[Begin Input rows]

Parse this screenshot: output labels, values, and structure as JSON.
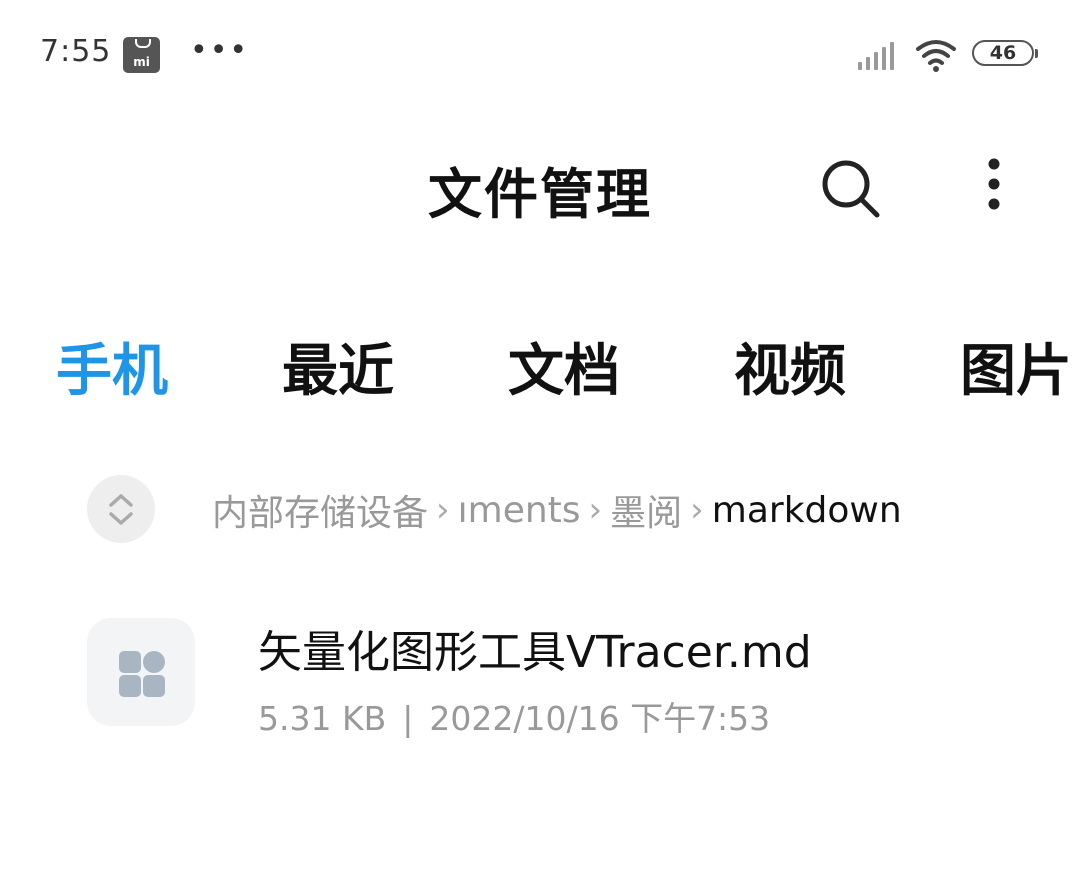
{
  "status_bar": {
    "time": "7:55",
    "app_icon": "mi-store-icon",
    "more": "•••",
    "battery": "46"
  },
  "header": {
    "title": "文件管理",
    "search_icon": "search-icon",
    "menu_icon": "more-vertical-icon"
  },
  "tabs": [
    {
      "label": "手机",
      "active": true
    },
    {
      "label": "最近",
      "active": false
    },
    {
      "label": "文档",
      "active": false
    },
    {
      "label": "视频",
      "active": false
    },
    {
      "label": "图片",
      "active": false
    }
  ],
  "breadcrumb": {
    "items": [
      "内部存储设备",
      "ıments",
      "墨阅"
    ],
    "current": "markdown",
    "toggle_icon": "expand-collapse-icon"
  },
  "files": [
    {
      "name": "矢量化图形工具VTracer.md",
      "size": "5.31 KB",
      "divider": "|",
      "modified": "2022/10/16 下午7:53",
      "icon": "file-grid-icon"
    }
  ],
  "colors": {
    "accent": "#1e95e6",
    "text_primary": "#111111",
    "text_secondary": "#999999",
    "icon_bg": "#f2f4f6",
    "icon_fg": "#a7b6c2"
  }
}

[End Input rows]

*Aim of the exercise*: Leave the images out, please, and restate each line word for word.

*The solution*:
Parse this screenshot: output labels, values, and structure as JSON.
{
  "status_bar": {
    "time": "7:55",
    "app_icon": "mi-store-icon",
    "more": "•••",
    "battery": "46"
  },
  "header": {
    "title": "文件管理",
    "search_icon": "search-icon",
    "menu_icon": "more-vertical-icon"
  },
  "tabs": [
    {
      "label": "手机",
      "active": true
    },
    {
      "label": "最近",
      "active": false
    },
    {
      "label": "文档",
      "active": false
    },
    {
      "label": "视频",
      "active": false
    },
    {
      "label": "图片",
      "active": false
    }
  ],
  "breadcrumb": {
    "items": [
      "内部存储设备",
      "ıments",
      "墨阅"
    ],
    "current": "markdown",
    "toggle_icon": "expand-collapse-icon"
  },
  "files": [
    {
      "name": "矢量化图形工具VTracer.md",
      "size": "5.31 KB",
      "divider": "|",
      "modified": "2022/10/16 下午7:53",
      "icon": "file-grid-icon"
    }
  ],
  "colors": {
    "accent": "#1e95e6",
    "text_primary": "#111111",
    "text_secondary": "#999999",
    "icon_bg": "#f2f4f6",
    "icon_fg": "#a7b6c2"
  }
}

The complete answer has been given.